# Parquet Table Tops of Zebrawood



## hudel (May 1, 2007)

I want to make a parquet coffee table top using 5 inch squares of 4/4 zebrawood. The squares would be joined with alternating grain directions. 15 squares in all. I am thinking of using #0 or #10 biscuits. The zebrawood parquet will be framed with 3 inch mitered 4/4 bubinga.

I have a 6" jointer. I do not have a thickness planner. I always use Titebond II glue. I am worried if i can make seamless joints that lays flat. Any advice would be appreciated. :blink: 

I have some experience with exotic hardwoods.


----------



## TexasTimbers (Oct 17, 2006)

Welcome hudel. 

Since you are using biscuits, the biscuit cutter is going to automatically flush the side you cut from, so make sure all your panels are facing up when you cut them. If you aren't concerned about the bottom boards being thicknessed exactly because you can hide it with your construction techniques you'll be altight.
Of course you can probably get the thickness close enough with the jointer if you are proficient at it. 
I love zebrawood. Made at a humidor with it accented with Wenge.

One thing you mentioned about mamking them seamless. You probably can. Making them perfecly flat without running them through a planer is going to be a challenge unless you have extraordinary jointer skills.

Maybe some of these jointer types will come along and give you the skinny. I eschew jointers in lieu of a planer bed.


----------

Layout dataset entries

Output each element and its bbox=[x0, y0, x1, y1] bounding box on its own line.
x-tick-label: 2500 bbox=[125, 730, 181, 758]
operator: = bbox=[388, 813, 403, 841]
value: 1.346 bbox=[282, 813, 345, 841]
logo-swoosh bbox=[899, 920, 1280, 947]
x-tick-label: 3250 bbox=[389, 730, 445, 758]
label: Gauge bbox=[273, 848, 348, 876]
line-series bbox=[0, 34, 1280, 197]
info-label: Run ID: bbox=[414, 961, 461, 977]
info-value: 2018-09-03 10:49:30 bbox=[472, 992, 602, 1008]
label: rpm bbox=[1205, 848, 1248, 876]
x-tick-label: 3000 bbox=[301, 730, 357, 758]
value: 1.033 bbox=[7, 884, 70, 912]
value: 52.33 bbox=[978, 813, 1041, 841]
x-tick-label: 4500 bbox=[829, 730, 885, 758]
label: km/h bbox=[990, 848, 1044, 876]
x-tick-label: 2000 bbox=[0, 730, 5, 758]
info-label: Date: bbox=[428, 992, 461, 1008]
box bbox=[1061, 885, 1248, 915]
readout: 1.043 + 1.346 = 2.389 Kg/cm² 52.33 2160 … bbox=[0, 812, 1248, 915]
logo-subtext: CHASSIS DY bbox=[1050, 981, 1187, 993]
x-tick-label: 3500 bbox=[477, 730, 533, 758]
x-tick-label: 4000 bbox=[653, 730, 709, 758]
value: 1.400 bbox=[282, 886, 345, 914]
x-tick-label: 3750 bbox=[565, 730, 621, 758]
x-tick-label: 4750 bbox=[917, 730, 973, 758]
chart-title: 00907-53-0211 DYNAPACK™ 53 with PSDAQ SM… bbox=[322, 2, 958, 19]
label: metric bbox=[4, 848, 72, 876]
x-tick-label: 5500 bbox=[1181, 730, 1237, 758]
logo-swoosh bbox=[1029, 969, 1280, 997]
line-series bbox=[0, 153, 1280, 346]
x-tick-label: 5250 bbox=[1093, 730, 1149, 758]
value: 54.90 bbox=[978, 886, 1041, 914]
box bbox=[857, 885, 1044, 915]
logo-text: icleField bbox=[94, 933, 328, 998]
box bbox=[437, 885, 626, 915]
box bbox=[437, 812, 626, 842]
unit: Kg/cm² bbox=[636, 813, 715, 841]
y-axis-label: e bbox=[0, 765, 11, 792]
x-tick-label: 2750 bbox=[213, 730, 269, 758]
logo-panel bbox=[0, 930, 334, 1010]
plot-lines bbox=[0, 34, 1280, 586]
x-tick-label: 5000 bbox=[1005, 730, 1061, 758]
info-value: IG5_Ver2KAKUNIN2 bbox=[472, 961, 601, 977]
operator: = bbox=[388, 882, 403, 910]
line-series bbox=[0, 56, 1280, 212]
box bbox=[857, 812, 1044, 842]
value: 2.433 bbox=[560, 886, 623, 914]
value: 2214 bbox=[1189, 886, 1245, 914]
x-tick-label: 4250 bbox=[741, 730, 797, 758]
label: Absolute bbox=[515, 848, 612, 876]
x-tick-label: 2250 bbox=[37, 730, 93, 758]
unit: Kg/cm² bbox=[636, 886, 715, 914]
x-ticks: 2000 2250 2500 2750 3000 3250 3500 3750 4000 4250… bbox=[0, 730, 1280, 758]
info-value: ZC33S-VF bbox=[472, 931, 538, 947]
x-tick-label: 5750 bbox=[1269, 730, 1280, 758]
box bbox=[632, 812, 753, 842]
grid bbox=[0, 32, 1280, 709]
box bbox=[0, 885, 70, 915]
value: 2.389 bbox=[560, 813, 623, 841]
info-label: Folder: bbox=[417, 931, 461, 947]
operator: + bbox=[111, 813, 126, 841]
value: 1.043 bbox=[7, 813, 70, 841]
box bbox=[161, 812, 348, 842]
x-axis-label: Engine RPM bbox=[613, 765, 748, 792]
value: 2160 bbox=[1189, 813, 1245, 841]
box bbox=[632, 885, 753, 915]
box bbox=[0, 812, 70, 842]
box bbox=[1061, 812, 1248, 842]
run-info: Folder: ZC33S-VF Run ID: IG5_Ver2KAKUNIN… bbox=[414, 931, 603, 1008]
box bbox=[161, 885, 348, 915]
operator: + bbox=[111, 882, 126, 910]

◆ AIM ◆
Can you update the stretch of the zebrawood parquet thread from "I want to make" through "(Oct 17, 2006)" so that "bubinga" becomes "walnut"? This listing was drawn from a separate source.

◆ RESPONSE TO THIS EXERCISE ◆
I want to make a parquet coffee table top using 5 inch squares of 4/4 zebrawood. The squares would be joined with alternating grain directions. 15 squares in all. I am thinking of using #0 or #10 biscuits. The zebrawood parquet will be framed with 3 inch mitered 4/4 walnut.

I have a 6" jointer. I do not have a thickness planner. I always use Titebond II glue. I am worried if i can make seamless joints that lays flat. Any advice would be appreciated. :blink: 

I have some experience with exotic hardwoods.


----------



## TexasTimbers (Oct 17, 2006)